→ **Problem details**: Summarize the text on anthrax in three sentences.

→ **Extracted text**:
Anthrax was historically known by a wide variety of names indicating its symptoms, location and groups considered most vulnerable to infection. They included Siberian plague, Cumberland disease, charbon, splenic fever, malignant edema, woolsorter's disease and la maladie de Bradford.

Symptoms

Symptom onset occurs between one day and more than two months after the infection is contracted. The skin form presents with a small blister with surrounding swelling that often turns into a painless ulcer with a black center. The inhalation form presents with fever, chest pain and shortness of breath. The intestinal form presents with diarrhea (which may contain blood), abdominal pains, nausea and vomiting.

History of research

According to the Centers for Disease Control and Prevention in the United States, the first clinical descriptions of cutaneous anthrax were given by Maret in 1752 and Fournier in 1769. Before that anthrax had been described only through historical accounts. The Prussian scientist Robert Koch (1843–1910) was the first to identify Bacillus anthracis as the bacterium that causes anthrax.

Spreading

Anthrax is spread by contact with the bacterium's spores, which often appear in infectious animal products. Contact is by breathing or eating or through an area of broken skin. It does not typically spread directly between people. Risk factors include people who work with animals or animal products, and military personnel. Diagnosis can be confirmed by finding antibodies or the toxin in the blood or by culture of a sample from the infected site.

Prevention

Anthrax vaccination is recommended for people at high risk of infection. Immunizing animals against anthrax is recommended in areas where previous infections have occurred. A two-month course of antibiotics such as ciprofloxacin, levofloxacin and doxycycline after exposure can also prevent infection. If infection occurs, treatment is with antibiotics and possibly antitoxin. The type and number of antibiotics used depend on the type of infection. Antitoxin is recommended for those with widespread infection.

Epidemiology

A rare disease, human anthrax is most common in Africa and central and southern Asia. It also occurs more regularly in Southern Europe than elsewhere on the continent and is uncommon in Northern Europe and North America. Globally, at least 2,000 cases occur a year, with about two cases a year in the United States. Skin infections represent more than 95% of cases. Without treatment the risk of death from skin anthrax is 23.7%. For intestinal infection the risk of death is 25 to 75%, while respiratory anthrax has a mortality of 50 to 80%, even with treatment. Until the 20th century anthrax infections killed hundreds of thousands of people and animals each year. In herbivorous animals infection occurs when they eat or breathe in the spores while grazing. Animals may become infected by killing and/or eating infected animals.

→ **Data provided**:
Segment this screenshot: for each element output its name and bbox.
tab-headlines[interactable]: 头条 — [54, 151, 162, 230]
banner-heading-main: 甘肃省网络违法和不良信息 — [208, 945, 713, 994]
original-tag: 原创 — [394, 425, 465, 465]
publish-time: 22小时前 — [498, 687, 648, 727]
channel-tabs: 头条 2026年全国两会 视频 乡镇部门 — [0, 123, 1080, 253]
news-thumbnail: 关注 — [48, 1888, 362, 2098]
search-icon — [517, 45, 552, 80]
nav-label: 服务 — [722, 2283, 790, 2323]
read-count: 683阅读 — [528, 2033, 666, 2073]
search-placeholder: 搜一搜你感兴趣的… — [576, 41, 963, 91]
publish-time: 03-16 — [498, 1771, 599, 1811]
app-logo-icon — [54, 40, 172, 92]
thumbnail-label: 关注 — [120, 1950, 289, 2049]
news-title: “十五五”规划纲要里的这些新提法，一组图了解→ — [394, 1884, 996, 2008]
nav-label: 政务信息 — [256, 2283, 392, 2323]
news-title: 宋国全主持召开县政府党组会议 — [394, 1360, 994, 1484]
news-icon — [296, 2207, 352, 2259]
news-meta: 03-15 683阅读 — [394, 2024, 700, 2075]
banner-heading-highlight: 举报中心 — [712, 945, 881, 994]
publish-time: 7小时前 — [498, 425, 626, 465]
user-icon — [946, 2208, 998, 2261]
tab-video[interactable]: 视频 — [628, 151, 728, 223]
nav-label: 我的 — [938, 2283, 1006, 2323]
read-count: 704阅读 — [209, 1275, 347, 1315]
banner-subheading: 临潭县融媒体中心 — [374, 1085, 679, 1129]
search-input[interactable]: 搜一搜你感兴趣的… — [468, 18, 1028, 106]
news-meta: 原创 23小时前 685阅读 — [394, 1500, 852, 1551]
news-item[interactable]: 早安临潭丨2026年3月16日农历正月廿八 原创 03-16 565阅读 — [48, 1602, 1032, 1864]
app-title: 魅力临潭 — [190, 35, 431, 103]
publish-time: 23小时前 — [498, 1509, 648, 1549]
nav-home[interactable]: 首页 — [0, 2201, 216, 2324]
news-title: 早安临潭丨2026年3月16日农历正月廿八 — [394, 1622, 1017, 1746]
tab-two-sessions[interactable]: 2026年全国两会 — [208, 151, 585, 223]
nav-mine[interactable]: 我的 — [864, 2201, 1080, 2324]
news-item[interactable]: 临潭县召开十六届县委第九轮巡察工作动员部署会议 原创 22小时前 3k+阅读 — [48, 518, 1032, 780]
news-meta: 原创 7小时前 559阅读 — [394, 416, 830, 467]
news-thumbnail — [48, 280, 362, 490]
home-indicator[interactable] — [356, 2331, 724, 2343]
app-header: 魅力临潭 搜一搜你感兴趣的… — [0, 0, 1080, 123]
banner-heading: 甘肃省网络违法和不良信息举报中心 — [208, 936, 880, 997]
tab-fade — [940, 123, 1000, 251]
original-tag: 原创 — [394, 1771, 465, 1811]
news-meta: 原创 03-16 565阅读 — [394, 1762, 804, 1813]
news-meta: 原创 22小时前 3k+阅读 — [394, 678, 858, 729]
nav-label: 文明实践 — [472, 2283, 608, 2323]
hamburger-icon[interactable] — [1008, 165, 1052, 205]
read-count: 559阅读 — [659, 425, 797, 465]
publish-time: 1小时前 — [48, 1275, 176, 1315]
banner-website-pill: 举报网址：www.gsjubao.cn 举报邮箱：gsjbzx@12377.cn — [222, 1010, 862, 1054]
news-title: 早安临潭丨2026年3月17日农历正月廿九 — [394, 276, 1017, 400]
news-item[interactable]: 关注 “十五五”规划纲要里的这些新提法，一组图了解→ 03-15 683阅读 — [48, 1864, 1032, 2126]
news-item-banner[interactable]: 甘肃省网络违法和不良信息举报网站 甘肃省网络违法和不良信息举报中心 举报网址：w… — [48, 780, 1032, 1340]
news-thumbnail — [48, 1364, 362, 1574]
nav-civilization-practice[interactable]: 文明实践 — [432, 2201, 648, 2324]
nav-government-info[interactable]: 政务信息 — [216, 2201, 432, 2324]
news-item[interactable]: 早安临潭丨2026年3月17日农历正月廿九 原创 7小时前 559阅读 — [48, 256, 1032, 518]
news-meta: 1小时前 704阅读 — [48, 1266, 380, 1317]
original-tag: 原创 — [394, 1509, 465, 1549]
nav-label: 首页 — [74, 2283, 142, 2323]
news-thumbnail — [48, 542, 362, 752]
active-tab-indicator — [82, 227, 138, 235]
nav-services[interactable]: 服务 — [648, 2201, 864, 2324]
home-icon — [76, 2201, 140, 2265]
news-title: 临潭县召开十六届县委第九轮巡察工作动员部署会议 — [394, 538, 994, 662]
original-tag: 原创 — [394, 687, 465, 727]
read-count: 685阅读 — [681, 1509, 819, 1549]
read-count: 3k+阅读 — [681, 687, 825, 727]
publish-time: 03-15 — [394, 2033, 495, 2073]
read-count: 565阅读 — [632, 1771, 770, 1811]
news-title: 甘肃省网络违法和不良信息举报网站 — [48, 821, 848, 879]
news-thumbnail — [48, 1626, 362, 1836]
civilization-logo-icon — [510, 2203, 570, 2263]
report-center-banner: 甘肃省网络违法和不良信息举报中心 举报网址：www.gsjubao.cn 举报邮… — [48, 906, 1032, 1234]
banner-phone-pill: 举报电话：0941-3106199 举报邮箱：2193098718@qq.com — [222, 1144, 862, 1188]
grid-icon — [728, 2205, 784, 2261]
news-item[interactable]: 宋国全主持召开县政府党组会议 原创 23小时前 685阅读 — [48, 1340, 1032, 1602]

→ **Answer to this problem**: Anthrax, once known by names such as Siberian plague and woolsorter's disease, spreads through contact with the bacterium's spores by breathing, eating or broken skin, and does not typically pass directly between people. Its skin, inhalation and intestinal forms each have their own symptoms, and infection can be prevented by vaccinating high-risk people or by taking antibiotics after exposure, while treatment is with antibiotics and possibly antitoxin. A rare disease that is most common in Africa and central and southern Asia, it causes at least 2,000 cases a year worldwide, more than 95% of them skin infections.